== Problem details ==
Within the records that follow, find every line containing the string "sujet". Copy those lines.

== Entries provided ==
•••••

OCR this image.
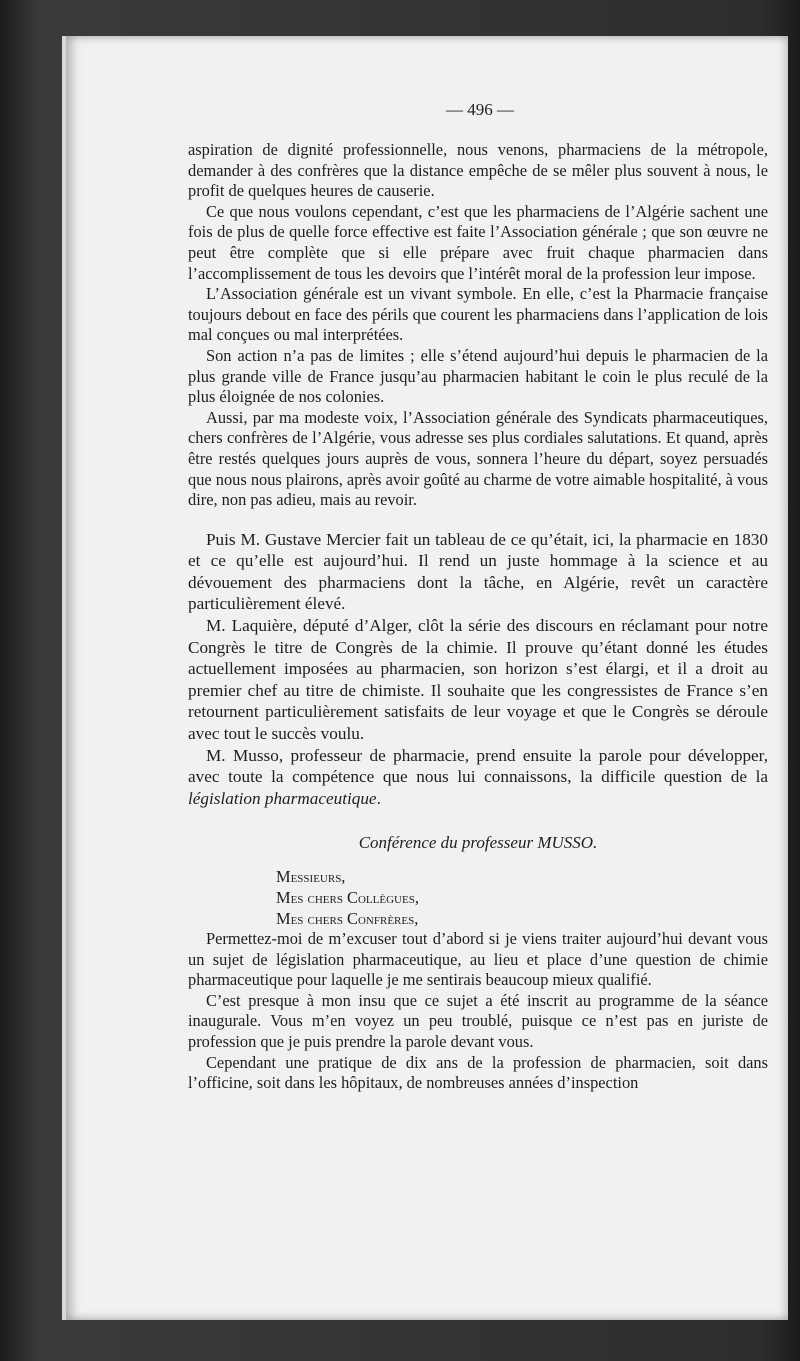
— 496 —

aspiration de dignité professionnelle, nous venons, pharmaciens de la métropole, demander à des confrères que la distance empêche de se mêler plus souvent à nous, le profit de quelques heures de causerie.

Ce que nous voulons cependant, c’est que les pharmaciens de l’Algérie sachent une fois de plus de quelle force effective est faite l’Association générale ; que son œuvre ne peut être complète que si elle prépare avec fruit chaque pharmacien dans l’accomplissement de tous les devoirs que l’intérêt moral de la profession leur impose.

L’Association générale est un vivant symbole. En elle, c’est la Pharmacie française toujours debout en face des périls que courent les pharmaciens dans l’application de lois mal conçues ou mal interprétées.

Son action n’a pas de limites ; elle s’étend aujourd’hui depuis le pharmacien de la plus grande ville de France jusqu’au pharmacien habitant le coin le plus reculé de la plus éloignée de nos colonies.

Aussi, par ma modeste voix, l’Association générale des Syndicats pharmaceutiques, chers confrères de l’Algérie, vous adresse ses plus cordiales salutations. Et quand, après être restés quelques jours auprès de vous, sonnera l’heure du départ, soyez persuadés que nous nous plairons, après avoir goûté au charme de votre aimable hospitalité, à vous dire, non pas adieu, mais au revoir.

Puis M. Gustave Mercier fait un tableau de ce qu’était, ici, la pharmacie en 1830 et ce qu’elle est aujourd’hui. Il rend un juste hommage à la science et au dévouement des pharmaciens dont la tâche, en Algérie, revêt un caractère particulièrement élevé.

M. Laquière, député d’Alger, clôt la série des discours en réclamant pour notre Congrès le titre de Congrès de la chimie. Il prouve qu’étant donné les études actuellement imposées au pharmacien, son horizon s’est élargi, et il a droit au premier chef au titre de chimiste. Il souhaite que les congressistes de France s’en retournent particulièrement satisfaits de leur voyage et que le Congrès se déroule avec tout le succès voulu.

M. Musso, professeur de pharmacie, prend ensuite la parole pour développer, avec toute la compétence que nous lui connaissons, la difficile question de la législation pharmaceutique.

Conférence du professeur MUSSO.
Messieurs,
Mes chers Collègues,
Mes chers Confrères,

Permettez-moi de m’excuser tout d’abord si je viens traiter aujourd’hui devant vous un sujet de législation pharmaceutique, au lieu et place d’une question de chimie pharmaceutique pour laquelle je me sentirais beaucoup mieux qualifié.

C’est presque à mon insu que ce sujet a été inscrit au programme de la séance inaugurale. Vous m’en voyez un peu troublé, puisque ce n’est pas en juriste de profession que je puis prendre la parole devant vous.

Cependant une pratique de dix ans de la profession de pharmacien, soit dans l’officine, soit dans les hôpitaux, de nombreuses années d’inspection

•••••

== Answer to this problem ==
Permettez-moi de m’excuser tout d’abord si je viens traiter aujourd’hui devant vous un sujet de législation pharmaceutique, au lieu et place d’une question de chimie pharmaceutique pour laquelle je me sentirais beaucoup mieux qualifié.
C’est presque à mon insu que ce sujet a été inscrit au programme de la séance inaugurale. Vous m’en voyez un peu troublé, puisque ce n’est pas en juriste de profession que je puis prendre la parole devant vous.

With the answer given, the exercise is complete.